> [WHAT IS REQUIRED] What lines of the data below hold the string "pain"? Copy each one.

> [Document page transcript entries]
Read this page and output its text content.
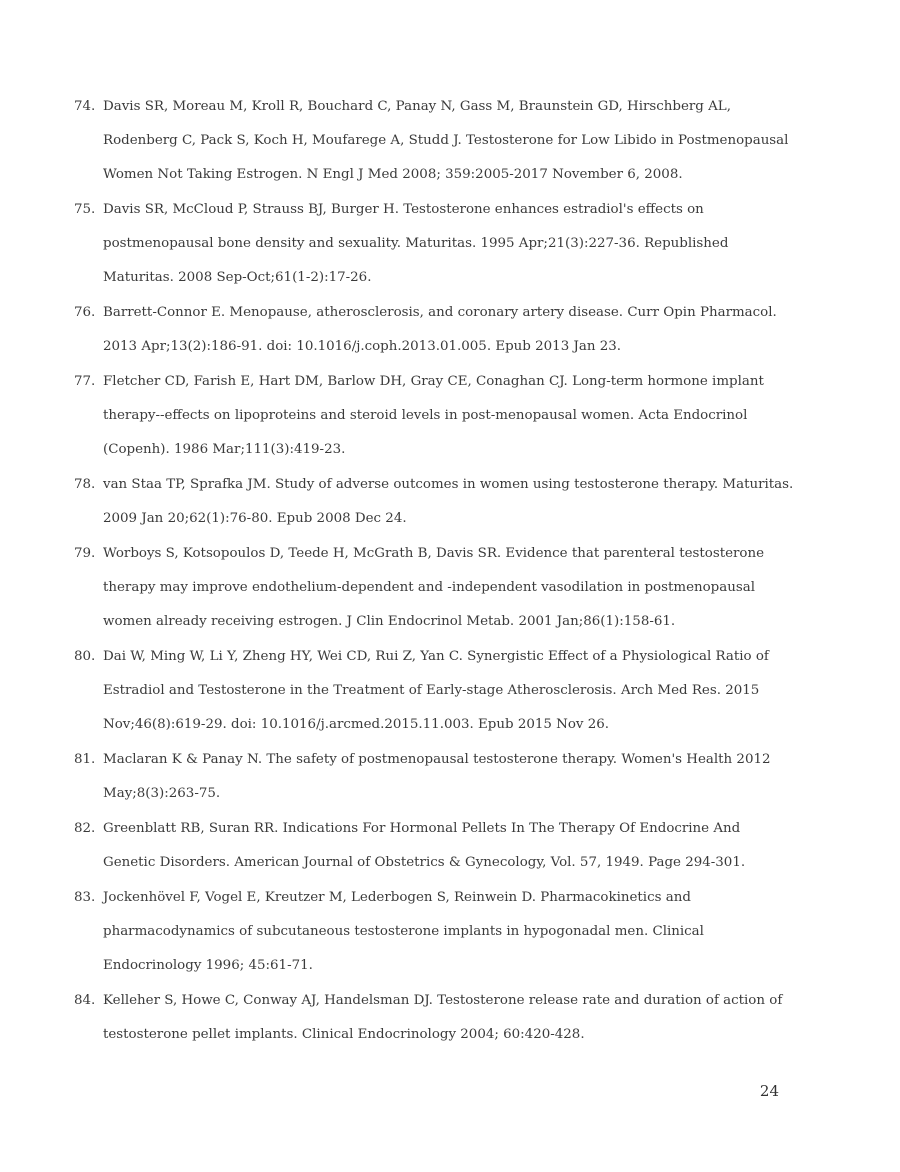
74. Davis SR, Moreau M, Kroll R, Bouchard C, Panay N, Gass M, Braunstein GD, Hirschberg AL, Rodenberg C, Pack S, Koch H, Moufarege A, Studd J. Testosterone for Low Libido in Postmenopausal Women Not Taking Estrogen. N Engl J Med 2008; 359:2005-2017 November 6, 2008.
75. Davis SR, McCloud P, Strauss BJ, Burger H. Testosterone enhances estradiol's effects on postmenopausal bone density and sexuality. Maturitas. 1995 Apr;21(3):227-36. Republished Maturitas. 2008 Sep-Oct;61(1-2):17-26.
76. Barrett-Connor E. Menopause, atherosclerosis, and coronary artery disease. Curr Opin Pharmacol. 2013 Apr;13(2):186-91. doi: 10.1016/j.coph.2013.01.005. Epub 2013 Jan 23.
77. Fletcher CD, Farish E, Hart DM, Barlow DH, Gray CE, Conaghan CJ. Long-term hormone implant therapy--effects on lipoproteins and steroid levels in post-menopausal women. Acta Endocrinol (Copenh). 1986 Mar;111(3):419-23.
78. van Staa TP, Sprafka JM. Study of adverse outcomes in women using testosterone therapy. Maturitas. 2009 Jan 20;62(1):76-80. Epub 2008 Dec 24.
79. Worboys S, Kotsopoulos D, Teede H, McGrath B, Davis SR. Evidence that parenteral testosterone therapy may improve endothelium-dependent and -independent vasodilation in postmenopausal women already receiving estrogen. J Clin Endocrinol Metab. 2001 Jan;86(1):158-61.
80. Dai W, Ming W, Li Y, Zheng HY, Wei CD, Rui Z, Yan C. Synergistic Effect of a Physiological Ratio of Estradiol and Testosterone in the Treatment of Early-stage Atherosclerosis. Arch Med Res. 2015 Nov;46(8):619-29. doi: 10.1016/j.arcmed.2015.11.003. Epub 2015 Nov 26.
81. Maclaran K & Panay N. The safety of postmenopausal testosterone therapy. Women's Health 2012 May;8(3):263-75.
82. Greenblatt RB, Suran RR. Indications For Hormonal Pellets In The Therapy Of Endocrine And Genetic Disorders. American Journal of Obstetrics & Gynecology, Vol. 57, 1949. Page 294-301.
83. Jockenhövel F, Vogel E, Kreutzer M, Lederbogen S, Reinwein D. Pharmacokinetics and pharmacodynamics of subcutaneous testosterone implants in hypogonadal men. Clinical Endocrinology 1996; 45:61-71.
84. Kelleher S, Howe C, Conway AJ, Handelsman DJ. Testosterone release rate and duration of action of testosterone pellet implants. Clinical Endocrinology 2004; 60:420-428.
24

* * *

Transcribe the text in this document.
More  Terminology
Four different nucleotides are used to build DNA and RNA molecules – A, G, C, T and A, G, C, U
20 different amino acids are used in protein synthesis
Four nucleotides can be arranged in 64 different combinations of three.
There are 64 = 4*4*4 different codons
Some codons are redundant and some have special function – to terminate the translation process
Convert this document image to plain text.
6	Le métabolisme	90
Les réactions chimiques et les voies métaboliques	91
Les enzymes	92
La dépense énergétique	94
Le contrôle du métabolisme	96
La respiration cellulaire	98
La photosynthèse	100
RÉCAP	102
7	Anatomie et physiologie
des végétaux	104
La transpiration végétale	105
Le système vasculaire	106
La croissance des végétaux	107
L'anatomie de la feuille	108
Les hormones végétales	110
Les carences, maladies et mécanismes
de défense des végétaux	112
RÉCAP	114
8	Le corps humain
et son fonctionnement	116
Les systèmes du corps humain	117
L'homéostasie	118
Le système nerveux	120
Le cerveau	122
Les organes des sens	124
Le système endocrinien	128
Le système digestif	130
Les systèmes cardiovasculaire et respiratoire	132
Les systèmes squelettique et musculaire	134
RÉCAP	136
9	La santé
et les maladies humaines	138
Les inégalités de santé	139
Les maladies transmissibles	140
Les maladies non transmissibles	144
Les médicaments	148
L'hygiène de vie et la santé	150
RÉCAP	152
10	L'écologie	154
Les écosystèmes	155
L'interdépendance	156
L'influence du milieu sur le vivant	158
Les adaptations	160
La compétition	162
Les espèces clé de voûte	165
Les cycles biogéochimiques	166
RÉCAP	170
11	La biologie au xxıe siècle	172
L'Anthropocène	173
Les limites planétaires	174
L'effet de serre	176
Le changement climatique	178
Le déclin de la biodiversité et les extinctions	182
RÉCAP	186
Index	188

* * *

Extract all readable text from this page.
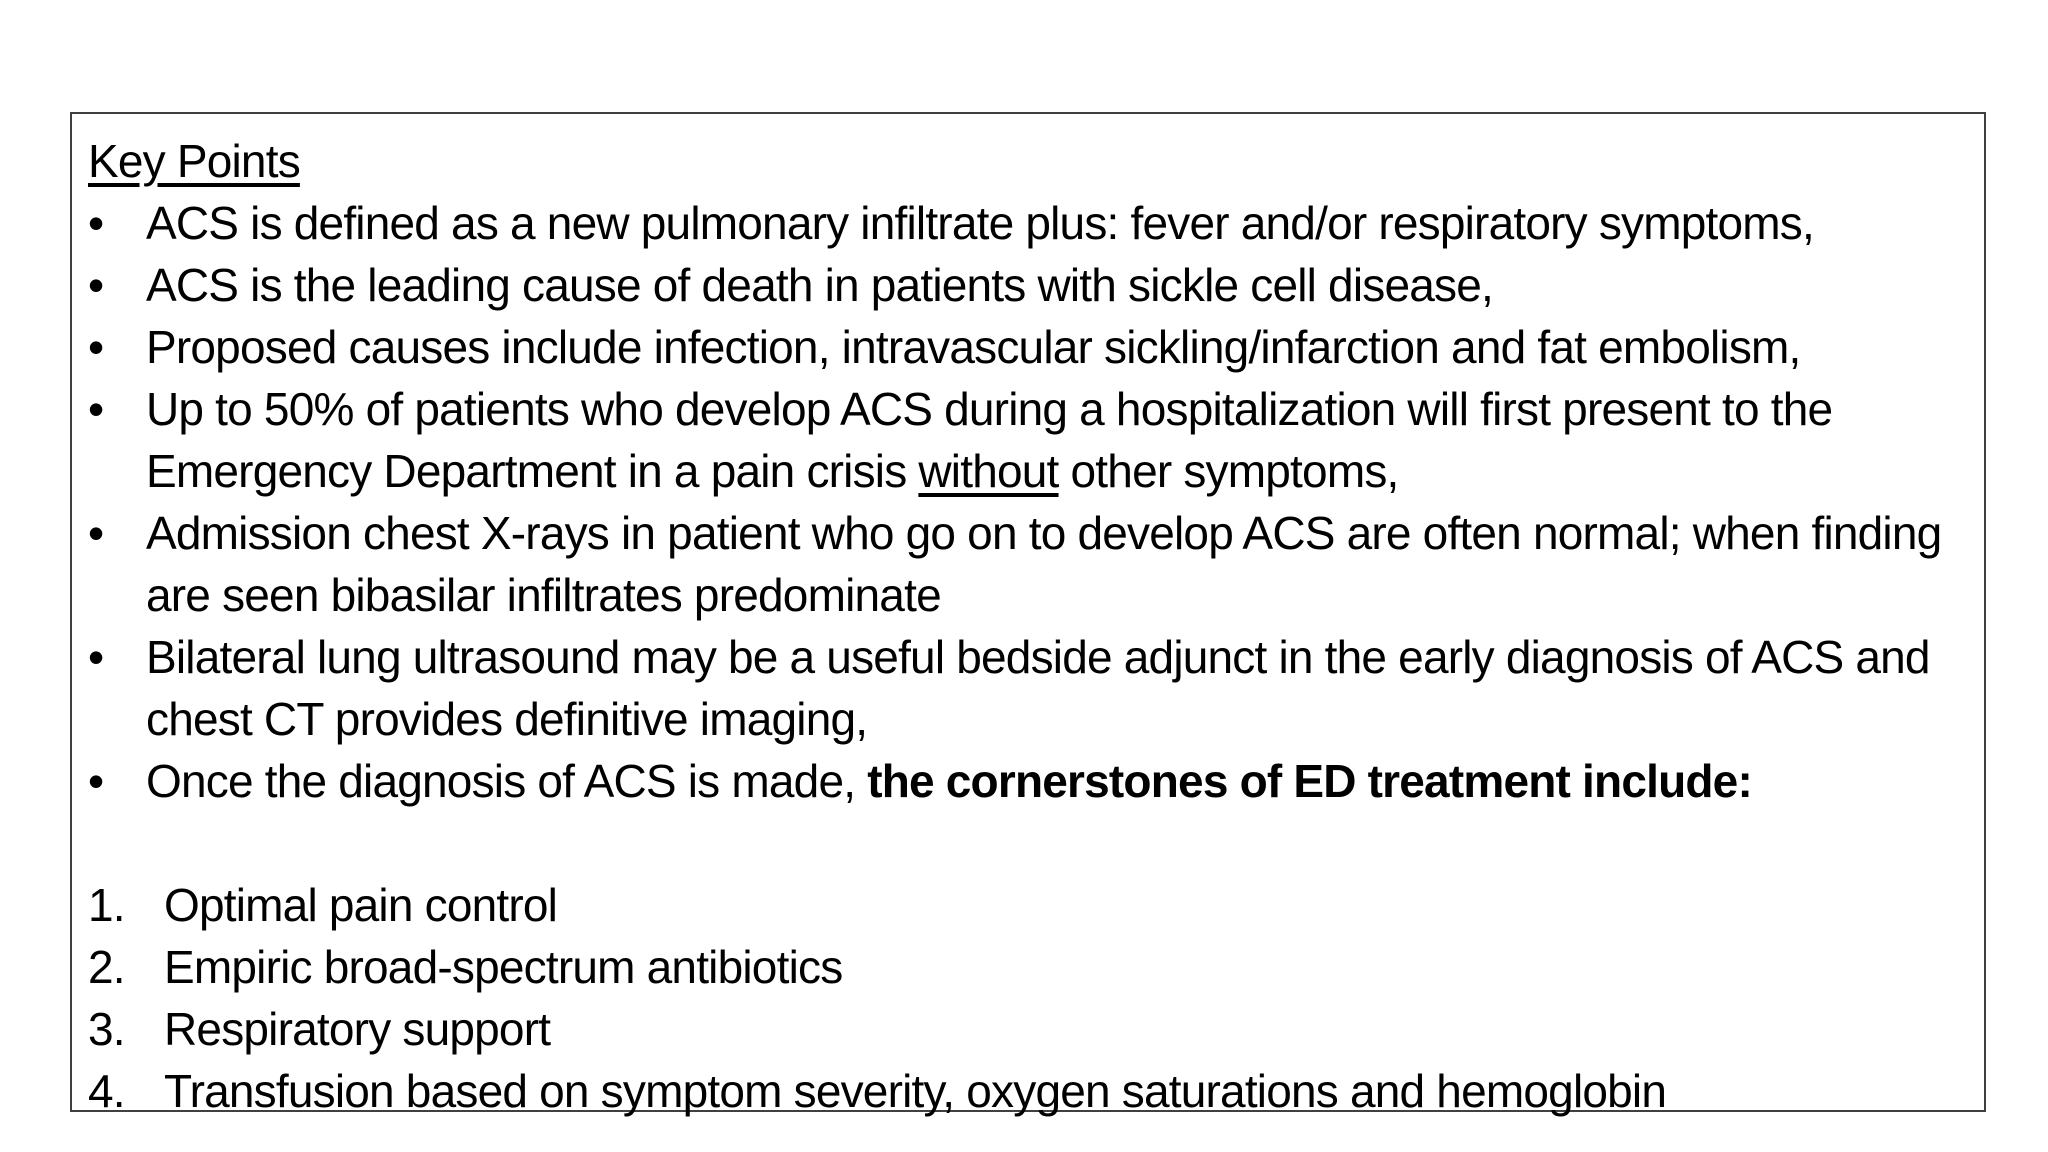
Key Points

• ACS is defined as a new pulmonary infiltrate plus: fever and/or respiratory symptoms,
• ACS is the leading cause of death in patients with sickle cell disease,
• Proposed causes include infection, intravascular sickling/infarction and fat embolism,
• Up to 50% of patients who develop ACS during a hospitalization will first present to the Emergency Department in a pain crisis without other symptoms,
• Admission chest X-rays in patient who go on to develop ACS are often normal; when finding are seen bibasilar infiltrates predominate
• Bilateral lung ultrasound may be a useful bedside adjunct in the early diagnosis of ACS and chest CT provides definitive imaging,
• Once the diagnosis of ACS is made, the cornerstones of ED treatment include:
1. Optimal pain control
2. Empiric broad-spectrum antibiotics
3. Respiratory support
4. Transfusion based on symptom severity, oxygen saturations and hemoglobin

> [SOLUTION TO THIS TASK]
• Up to 50% of patients who develop ACS during a hospitalization will first present to the Emergency Department in a pain crisis without other symptoms,
1. Optimal pain control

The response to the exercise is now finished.